**ENTRIES**:
_ _ _ _ _
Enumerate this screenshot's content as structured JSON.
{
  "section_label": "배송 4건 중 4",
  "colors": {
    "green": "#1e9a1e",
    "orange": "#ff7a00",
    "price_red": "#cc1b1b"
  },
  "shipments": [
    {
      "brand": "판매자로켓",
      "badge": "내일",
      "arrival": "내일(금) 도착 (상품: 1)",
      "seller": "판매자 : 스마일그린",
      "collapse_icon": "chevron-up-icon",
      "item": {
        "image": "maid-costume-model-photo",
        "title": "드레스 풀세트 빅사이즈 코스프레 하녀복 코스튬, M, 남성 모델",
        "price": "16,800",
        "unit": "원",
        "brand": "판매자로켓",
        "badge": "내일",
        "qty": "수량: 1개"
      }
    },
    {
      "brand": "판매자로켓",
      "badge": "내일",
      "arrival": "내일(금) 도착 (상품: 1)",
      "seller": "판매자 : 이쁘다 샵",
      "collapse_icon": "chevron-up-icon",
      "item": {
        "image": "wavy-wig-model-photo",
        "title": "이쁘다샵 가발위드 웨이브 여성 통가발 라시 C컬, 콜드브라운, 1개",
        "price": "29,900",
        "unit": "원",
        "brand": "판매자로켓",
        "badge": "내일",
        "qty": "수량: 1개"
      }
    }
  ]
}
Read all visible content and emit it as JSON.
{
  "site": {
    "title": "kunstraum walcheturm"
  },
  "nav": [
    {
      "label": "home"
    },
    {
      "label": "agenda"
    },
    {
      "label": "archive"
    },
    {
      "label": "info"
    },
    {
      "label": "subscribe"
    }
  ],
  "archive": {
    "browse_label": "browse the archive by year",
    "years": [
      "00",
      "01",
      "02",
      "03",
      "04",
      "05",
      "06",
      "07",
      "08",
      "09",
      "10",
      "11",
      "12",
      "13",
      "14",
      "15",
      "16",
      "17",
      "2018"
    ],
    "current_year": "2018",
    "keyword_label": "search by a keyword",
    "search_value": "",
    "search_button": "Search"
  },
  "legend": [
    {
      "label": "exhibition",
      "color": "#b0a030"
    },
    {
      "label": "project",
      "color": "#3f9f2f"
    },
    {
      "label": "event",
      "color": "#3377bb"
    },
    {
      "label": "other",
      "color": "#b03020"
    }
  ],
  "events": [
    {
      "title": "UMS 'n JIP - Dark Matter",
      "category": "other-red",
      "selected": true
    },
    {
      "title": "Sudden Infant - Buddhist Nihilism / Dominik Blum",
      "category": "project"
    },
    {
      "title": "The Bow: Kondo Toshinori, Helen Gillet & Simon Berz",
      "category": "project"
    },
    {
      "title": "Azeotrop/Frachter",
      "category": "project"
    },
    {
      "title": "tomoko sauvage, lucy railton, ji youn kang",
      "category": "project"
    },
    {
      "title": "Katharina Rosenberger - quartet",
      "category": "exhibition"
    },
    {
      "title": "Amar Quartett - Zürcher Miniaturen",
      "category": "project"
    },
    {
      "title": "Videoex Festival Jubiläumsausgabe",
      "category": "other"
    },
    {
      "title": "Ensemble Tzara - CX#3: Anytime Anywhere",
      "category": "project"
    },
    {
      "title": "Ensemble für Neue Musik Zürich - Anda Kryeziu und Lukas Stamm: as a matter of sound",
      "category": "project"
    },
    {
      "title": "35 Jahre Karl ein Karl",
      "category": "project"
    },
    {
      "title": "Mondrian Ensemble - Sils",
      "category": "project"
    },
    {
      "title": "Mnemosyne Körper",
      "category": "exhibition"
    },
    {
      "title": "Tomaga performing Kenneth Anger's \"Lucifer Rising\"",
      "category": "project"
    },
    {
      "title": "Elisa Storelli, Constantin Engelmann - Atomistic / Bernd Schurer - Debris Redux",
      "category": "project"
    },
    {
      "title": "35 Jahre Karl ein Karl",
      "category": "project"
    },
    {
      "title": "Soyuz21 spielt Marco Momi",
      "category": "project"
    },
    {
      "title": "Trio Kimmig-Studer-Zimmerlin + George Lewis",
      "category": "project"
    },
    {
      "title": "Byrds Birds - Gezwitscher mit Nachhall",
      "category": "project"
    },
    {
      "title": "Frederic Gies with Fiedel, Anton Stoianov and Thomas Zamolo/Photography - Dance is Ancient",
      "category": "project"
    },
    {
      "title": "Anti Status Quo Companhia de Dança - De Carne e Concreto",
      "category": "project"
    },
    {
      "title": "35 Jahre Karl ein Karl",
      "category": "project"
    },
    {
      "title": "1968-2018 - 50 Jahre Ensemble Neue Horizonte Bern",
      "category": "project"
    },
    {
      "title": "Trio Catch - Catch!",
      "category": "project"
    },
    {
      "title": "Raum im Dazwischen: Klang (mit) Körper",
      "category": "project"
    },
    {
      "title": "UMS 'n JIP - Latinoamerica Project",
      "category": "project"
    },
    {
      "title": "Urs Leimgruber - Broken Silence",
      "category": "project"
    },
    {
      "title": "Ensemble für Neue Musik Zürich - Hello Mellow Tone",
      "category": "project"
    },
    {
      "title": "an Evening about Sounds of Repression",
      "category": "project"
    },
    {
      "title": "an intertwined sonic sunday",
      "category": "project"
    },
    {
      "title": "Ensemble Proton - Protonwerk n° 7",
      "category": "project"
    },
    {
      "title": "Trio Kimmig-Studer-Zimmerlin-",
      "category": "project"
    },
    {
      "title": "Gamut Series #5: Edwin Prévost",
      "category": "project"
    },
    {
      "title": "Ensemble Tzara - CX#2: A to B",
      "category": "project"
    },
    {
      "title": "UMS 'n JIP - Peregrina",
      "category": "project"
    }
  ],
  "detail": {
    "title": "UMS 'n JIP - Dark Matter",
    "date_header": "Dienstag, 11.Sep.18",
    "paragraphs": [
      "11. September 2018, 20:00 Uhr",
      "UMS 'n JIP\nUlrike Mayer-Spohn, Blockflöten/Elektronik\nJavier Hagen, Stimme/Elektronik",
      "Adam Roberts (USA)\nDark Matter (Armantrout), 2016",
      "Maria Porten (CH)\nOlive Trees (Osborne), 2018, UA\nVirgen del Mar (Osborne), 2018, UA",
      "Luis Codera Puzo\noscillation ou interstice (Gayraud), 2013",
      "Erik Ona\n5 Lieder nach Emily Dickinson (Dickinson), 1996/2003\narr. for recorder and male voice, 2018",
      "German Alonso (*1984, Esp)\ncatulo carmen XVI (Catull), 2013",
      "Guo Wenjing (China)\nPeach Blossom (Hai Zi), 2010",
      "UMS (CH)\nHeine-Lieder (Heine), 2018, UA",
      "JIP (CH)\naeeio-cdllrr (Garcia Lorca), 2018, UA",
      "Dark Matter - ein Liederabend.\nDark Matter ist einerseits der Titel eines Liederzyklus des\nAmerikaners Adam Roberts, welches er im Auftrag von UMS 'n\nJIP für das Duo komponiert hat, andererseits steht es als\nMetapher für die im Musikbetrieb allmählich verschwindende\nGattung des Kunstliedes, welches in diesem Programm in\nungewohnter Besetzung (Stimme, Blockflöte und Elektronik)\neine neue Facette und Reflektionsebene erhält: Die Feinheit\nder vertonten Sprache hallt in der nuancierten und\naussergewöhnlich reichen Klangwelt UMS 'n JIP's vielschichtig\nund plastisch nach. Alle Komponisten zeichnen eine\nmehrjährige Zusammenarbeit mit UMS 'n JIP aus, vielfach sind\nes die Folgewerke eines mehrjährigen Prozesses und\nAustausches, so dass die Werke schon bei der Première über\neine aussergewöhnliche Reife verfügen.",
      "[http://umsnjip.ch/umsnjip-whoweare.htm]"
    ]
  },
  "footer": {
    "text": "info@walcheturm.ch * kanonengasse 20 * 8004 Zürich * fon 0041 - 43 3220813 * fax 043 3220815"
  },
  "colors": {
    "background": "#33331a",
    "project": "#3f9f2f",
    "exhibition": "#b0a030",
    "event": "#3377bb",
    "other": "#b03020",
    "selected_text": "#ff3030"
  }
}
_ _ _ _ _
**WHAT THE TASK ASKS**: Find the number of lines in which the word "Studer" occurs, and write nothing but that number.

**ANSWER FOR THE TASK**: 2